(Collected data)
────
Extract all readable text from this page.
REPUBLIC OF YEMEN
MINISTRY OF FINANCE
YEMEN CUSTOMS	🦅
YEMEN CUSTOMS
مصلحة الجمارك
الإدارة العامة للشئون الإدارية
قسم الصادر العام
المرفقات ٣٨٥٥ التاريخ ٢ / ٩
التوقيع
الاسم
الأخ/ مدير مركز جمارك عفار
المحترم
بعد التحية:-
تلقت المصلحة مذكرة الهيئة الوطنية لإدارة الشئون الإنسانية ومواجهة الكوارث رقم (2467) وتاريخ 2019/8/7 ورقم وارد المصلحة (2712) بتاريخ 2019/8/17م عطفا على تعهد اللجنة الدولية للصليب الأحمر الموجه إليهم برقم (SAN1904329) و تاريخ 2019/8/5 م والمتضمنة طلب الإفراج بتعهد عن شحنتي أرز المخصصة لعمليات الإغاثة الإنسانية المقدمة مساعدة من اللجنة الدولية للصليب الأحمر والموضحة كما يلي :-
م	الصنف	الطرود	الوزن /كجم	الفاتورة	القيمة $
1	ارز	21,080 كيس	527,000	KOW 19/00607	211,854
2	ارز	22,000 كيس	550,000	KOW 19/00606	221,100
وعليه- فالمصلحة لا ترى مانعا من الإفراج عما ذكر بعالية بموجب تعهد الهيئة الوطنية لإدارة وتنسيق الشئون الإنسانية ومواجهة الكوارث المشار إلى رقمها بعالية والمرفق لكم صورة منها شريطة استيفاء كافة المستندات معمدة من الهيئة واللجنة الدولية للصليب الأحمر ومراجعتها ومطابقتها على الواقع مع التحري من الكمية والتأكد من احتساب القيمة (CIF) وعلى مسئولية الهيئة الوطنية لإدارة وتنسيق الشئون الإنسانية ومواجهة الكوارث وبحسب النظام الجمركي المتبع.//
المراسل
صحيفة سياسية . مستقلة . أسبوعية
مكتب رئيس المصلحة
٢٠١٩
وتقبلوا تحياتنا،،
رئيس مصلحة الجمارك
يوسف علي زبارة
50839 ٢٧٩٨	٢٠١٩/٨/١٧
────
→ Brief
Reproduce the data in full, exactly as presented.

→ Solution
Extract all readable text from this page.
REPUBLIC OF YEMEN
MINISTRY OF FINANCE
YEMEN CUSTOMS	🦅
YEMEN CUSTOMS
مصلحة الجمارك
الإدارة العامة للشئون الإدارية
قسم الصادر العام
المرفقات ٣٨٥٥ التاريخ ٢ / ٩
التوقيع
الاسم
الأخ/ مدير مركز جمارك عفار
المحترم
بعد التحية:-
تلقت المصلحة مذكرة الهيئة الوطنية لإدارة الشئون الإنسانية ومواجهة الكوارث رقم (2467) وتاريخ 2019/8/7 ورقم وارد المصلحة (2712) بتاريخ 2019/8/17م عطفا على تعهد اللجنة الدولية للصليب الأحمر الموجه إليهم برقم (SAN1904329) و تاريخ 2019/8/5 م والمتضمنة طلب الإفراج بتعهد عن شحنتي أرز المخصصة لعمليات الإغاثة الإنسانية المقدمة مساعدة من اللجنة الدولية للصليب الأحمر والموضحة كما يلي :-
م	الصنف	الطرود	الوزن /كجم	الفاتورة	القيمة $
1	ارز	21,080 كيس	527,000	KOW 19/00607	211,854
2	ارز	22,000 كيس	550,000	KOW 19/00606	221,100
وعليه- فالمصلحة لا ترى مانعا من الإفراج عما ذكر بعالية بموجب تعهد الهيئة الوطنية لإدارة وتنسيق الشئون الإنسانية ومواجهة الكوارث المشار إلى رقمها بعالية والمرفق لكم صورة منها شريطة استيفاء كافة المستندات معمدة من الهيئة واللجنة الدولية للصليب الأحمر ومراجعتها ومطابقتها على الواقع مع التحري من الكمية والتأكد من احتساب القيمة (CIF) وعلى مسئولية الهيئة الوطنية لإدارة وتنسيق الشئون الإنسانية ومواجهة الكوارث وبحسب النظام الجمركي المتبع.//
المراسل
صحيفة سياسية . مستقلة . أسبوعية
مكتب رئيس المصلحة
٢٠١٩
وتقبلوا تحياتنا،،
رئيس مصلحة الجمارك
يوسف علي زبارة
50839 ٢٧٩٨	٢٠١٩/٨/١٧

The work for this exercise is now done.